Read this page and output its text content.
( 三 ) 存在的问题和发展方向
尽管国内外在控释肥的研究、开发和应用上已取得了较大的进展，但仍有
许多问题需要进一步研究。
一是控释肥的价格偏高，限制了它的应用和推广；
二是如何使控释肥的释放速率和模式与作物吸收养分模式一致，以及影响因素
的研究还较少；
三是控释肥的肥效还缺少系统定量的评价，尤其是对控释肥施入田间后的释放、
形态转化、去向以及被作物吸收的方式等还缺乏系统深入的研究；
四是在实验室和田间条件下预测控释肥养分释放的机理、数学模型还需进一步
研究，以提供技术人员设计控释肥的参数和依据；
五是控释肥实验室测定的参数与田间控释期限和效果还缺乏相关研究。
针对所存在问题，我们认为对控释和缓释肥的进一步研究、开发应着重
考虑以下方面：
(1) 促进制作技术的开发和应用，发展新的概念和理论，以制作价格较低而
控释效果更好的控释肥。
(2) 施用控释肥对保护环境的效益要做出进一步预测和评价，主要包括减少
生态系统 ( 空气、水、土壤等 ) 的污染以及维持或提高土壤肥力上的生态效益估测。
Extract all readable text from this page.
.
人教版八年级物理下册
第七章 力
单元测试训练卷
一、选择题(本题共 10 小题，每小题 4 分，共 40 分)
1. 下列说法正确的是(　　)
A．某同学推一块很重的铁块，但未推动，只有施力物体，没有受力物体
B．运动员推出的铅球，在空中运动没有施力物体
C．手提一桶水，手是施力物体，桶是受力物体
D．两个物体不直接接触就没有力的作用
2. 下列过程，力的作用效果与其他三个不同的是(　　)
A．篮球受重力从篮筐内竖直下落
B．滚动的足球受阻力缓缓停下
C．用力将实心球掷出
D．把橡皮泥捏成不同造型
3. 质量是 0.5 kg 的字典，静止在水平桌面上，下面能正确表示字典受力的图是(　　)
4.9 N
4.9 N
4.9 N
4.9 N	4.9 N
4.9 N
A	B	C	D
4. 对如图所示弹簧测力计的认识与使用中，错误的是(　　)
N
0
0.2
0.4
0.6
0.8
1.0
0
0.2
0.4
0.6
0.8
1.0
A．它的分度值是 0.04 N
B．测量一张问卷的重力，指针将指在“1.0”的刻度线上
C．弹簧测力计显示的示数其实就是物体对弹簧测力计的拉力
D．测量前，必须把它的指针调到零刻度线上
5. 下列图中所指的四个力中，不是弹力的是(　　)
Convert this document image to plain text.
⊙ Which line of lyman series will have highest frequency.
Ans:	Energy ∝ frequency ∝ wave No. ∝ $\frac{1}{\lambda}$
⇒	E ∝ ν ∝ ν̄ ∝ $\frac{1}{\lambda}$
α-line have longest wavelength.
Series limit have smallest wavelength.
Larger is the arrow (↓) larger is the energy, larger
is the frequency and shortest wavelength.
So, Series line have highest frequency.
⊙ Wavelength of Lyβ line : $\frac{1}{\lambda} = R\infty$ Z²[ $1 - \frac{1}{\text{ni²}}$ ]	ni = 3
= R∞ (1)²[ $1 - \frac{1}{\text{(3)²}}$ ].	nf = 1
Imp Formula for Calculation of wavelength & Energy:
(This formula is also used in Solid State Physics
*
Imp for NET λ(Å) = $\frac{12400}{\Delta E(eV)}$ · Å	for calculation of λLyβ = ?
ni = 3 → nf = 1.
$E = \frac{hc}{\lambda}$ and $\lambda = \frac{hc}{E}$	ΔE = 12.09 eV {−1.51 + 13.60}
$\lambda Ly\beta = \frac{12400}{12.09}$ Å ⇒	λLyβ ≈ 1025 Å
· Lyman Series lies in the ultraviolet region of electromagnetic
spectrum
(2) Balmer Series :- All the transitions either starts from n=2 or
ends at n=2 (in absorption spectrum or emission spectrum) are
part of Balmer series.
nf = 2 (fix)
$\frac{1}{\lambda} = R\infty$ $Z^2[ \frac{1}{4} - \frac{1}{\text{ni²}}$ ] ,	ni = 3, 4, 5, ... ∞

+ + + + + + +

--- What you need to do ---
Copy each line of the data exactly, leaving nothing out.

--- Expected answer ---
Read this page and output its text content.
( 三 ) 存在的问题和发展方向
尽管国内外在控释肥的研究、开发和应用上已取得了较大的进展，但仍有
许多问题需要进一步研究。
一是控释肥的价格偏高，限制了它的应用和推广；
二是如何使控释肥的释放速率和模式与作物吸收养分模式一致，以及影响因素
的研究还较少；
三是控释肥的肥效还缺少系统定量的评价，尤其是对控释肥施入田间后的释放、
形态转化、去向以及被作物吸收的方式等还缺乏系统深入的研究；
四是在实验室和田间条件下预测控释肥养分释放的机理、数学模型还需进一步
研究，以提供技术人员设计控释肥的参数和依据；
五是控释肥实验室测定的参数与田间控释期限和效果还缺乏相关研究。
针对所存在问题，我们认为对控释和缓释肥的进一步研究、开发应着重
考虑以下方面：
(1) 促进制作技术的开发和应用，发展新的概念和理论，以制作价格较低而
控释效果更好的控释肥。
(2) 施用控释肥对保护环境的效益要做出进一步预测和评价，主要包括减少
生态系统 ( 空气、水、土壤等 ) 的污染以及维持或提高土壤肥力上的生态效益估测。
Extract all readable text from this page.
.
人教版八年级物理下册
第七章 力
单元测试训练卷
一、选择题(本题共 10 小题，每小题 4 分，共 40 分)
1. 下列说法正确的是(　　)
A．某同学推一块很重的铁块，但未推动，只有施力物体，没有受力物体
B．运动员推出的铅球，在空中运动没有施力物体
C．手提一桶水，手是施力物体，桶是受力物体
D．两个物体不直接接触就没有力的作用
2. 下列过程，力的作用效果与其他三个不同的是(　　)
A．篮球受重力从篮筐内竖直下落
B．滚动的足球受阻力缓缓停下
C．用力将实心球掷出
D．把橡皮泥捏成不同造型
3. 质量是 0.5 kg 的字典，静止在水平桌面上，下面能正确表示字典受力的图是(　　)
4.9 N
4.9 N
4.9 N
4.9 N	4.9 N
4.9 N
A	B	C	D
4. 对如图所示弹簧测力计的认识与使用中，错误的是(　　)
N
0
0.2
0.4
0.6
0.8
1.0
0
0.2
0.4
0.6
0.8
1.0
A．它的分度值是 0.04 N
B．测量一张问卷的重力，指针将指在“1.0”的刻度线上
C．弹簧测力计显示的示数其实就是物体对弹簧测力计的拉力
D．测量前，必须把它的指针调到零刻度线上
5. 下列图中所指的四个力中，不是弹力的是(　　)
Convert this document image to plain text.
⊙ Which line of lyman series will have highest frequency.
Ans:	Energy ∝ frequency ∝ wave No. ∝ $\frac{1}{\lambda}$
⇒	E ∝ ν ∝ ν̄ ∝ $\frac{1}{\lambda}$
α-line have longest wavelength.
Series limit have smallest wavelength.
Larger is the arrow (↓) larger is the energy, larger
is the frequency and shortest wavelength.
So, Series line have highest frequency.
⊙ Wavelength of Lyβ line : $\frac{1}{\lambda} = R\infty$ Z²[ $1 - \frac{1}{\text{ni²}}$ ]	ni = 3
= R∞ (1)²[ $1 - \frac{1}{\text{(3)²}}$ ].	nf = 1
Imp Formula for Calculation of wavelength & Energy:
(This formula is also used in Solid State Physics
*
Imp for NET λ(Å) = $\frac{12400}{\Delta E(eV)}$ · Å	for calculation of λLyβ = ?
ni = 3 → nf = 1.
$E = \frac{hc}{\lambda}$ and $\lambda = \frac{hc}{E}$	ΔE = 12.09 eV {−1.51 + 13.60}
$\lambda Ly\beta = \frac{12400}{12.09}$ Å ⇒	λLyβ ≈ 1025 Å
· Lyman Series lies in the ultraviolet region of electromagnetic
spectrum
(2) Balmer Series :- All the transitions either starts from n=2 or
ends at n=2 (in absorption spectrum or emission spectrum) are
part of Balmer series.
nf = 2 (fix)
$\frac{1}{\lambda} = R\infty$ $Z^2[ \frac{1}{4} - \frac{1}{\text{ni²}}$ ] ,	ni = 3, 4, 5, ... ∞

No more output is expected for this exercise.